• **AIM**:
Collect every line below that contains the word "baryons".

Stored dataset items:
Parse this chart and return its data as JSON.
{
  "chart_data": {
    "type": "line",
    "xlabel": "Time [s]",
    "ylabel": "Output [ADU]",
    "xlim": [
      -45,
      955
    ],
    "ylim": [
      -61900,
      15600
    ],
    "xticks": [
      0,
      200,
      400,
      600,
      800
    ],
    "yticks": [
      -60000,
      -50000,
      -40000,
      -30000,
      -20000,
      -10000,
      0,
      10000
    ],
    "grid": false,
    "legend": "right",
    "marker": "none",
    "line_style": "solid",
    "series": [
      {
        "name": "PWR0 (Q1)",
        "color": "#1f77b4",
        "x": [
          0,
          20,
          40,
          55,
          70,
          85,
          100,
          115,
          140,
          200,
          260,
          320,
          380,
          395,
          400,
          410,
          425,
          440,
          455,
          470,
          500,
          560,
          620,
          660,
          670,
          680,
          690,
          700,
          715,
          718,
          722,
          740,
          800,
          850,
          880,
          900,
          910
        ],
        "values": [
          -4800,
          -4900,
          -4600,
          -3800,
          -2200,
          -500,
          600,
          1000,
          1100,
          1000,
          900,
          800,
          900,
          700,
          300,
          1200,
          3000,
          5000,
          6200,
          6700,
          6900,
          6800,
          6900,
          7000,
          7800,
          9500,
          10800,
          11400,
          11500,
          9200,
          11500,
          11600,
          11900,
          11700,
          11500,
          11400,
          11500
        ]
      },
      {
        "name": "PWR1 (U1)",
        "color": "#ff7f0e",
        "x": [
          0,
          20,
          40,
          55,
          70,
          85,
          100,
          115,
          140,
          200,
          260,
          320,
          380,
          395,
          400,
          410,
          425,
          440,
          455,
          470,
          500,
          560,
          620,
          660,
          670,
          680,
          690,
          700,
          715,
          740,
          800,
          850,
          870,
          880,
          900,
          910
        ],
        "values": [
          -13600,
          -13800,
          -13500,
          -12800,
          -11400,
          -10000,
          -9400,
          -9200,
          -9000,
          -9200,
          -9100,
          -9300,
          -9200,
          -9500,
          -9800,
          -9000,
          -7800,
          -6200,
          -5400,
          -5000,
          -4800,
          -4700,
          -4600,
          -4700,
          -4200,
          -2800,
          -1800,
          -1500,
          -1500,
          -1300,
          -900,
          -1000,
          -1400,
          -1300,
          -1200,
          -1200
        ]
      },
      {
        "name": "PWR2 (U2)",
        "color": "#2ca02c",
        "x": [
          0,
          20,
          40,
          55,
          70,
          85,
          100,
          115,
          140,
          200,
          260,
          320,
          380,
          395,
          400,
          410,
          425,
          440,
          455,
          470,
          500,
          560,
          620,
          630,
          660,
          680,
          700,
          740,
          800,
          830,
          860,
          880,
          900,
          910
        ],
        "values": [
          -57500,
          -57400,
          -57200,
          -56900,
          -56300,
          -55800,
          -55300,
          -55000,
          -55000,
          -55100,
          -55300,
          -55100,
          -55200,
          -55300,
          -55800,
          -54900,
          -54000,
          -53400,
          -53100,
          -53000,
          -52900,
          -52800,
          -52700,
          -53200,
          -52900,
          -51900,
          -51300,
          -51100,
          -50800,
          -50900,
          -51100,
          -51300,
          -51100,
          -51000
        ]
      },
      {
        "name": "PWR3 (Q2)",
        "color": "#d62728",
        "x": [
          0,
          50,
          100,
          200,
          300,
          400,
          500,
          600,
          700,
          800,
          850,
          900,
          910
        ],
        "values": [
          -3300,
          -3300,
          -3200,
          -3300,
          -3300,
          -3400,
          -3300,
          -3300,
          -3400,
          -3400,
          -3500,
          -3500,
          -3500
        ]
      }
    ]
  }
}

--

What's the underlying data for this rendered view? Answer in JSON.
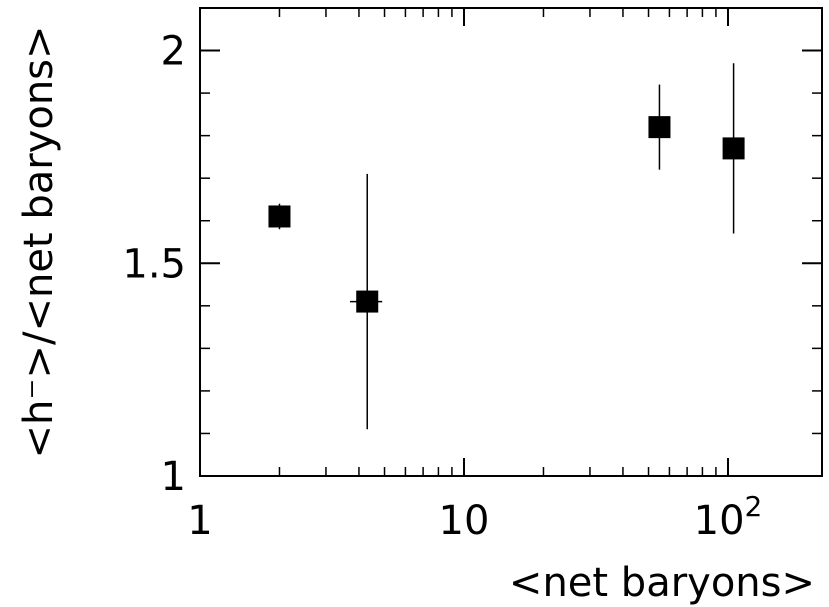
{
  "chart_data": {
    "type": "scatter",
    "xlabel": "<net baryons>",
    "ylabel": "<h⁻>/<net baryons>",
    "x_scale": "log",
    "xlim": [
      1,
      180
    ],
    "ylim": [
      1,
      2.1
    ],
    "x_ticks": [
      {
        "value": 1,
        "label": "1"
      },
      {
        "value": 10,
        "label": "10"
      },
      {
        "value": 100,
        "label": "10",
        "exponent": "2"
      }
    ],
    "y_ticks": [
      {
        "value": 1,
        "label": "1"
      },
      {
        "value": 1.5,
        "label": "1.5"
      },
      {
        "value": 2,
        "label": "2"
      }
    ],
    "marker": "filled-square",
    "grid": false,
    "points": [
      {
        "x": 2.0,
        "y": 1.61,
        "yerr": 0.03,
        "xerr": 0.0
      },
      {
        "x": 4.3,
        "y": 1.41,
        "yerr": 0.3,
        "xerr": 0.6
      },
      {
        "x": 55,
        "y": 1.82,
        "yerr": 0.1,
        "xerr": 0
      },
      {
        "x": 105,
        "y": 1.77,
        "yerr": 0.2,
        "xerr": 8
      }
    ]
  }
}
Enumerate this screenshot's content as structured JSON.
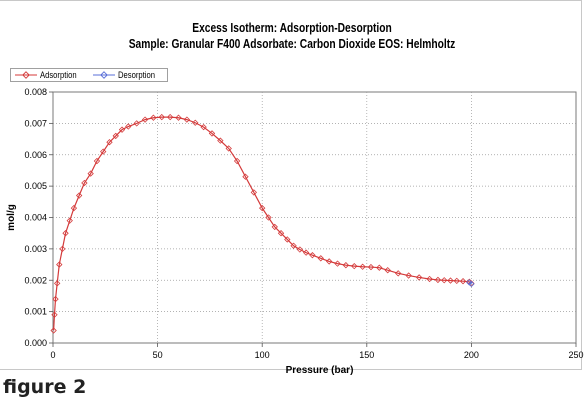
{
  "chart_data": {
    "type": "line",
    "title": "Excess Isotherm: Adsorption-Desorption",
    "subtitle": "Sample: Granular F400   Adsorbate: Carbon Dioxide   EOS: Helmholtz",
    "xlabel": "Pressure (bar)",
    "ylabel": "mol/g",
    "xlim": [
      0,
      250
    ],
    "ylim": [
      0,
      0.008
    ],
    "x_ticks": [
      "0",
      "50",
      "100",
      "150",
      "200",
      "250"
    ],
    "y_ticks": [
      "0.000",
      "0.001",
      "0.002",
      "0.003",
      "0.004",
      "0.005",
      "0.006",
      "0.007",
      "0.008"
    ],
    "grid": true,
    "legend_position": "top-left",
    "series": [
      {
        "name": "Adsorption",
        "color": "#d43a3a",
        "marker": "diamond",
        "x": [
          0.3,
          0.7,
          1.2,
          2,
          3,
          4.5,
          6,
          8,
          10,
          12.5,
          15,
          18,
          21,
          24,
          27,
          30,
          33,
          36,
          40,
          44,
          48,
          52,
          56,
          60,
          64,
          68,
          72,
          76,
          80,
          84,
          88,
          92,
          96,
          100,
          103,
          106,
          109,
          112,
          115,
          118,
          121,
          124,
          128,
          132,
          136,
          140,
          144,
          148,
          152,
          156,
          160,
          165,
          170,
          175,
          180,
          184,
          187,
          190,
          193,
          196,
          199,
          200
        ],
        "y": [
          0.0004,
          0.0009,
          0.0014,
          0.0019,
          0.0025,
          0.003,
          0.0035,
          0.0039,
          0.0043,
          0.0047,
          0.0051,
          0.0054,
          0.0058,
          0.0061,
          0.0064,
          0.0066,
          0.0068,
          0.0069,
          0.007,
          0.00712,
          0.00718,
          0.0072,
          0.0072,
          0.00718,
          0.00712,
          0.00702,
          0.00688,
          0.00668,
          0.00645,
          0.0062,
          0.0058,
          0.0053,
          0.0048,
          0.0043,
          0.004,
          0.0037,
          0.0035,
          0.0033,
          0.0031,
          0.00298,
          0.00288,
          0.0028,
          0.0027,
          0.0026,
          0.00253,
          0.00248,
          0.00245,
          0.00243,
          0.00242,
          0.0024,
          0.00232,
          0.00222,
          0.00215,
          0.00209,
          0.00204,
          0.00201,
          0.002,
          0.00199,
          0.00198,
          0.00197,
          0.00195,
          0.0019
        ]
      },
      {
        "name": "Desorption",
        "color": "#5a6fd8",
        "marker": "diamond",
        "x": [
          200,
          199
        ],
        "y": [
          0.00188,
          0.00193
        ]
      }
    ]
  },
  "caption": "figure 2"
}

• **OUTPUT**:
    "xlabel": "<net baryons>",
    "ylabel": "<h⁻>/<net baryons>",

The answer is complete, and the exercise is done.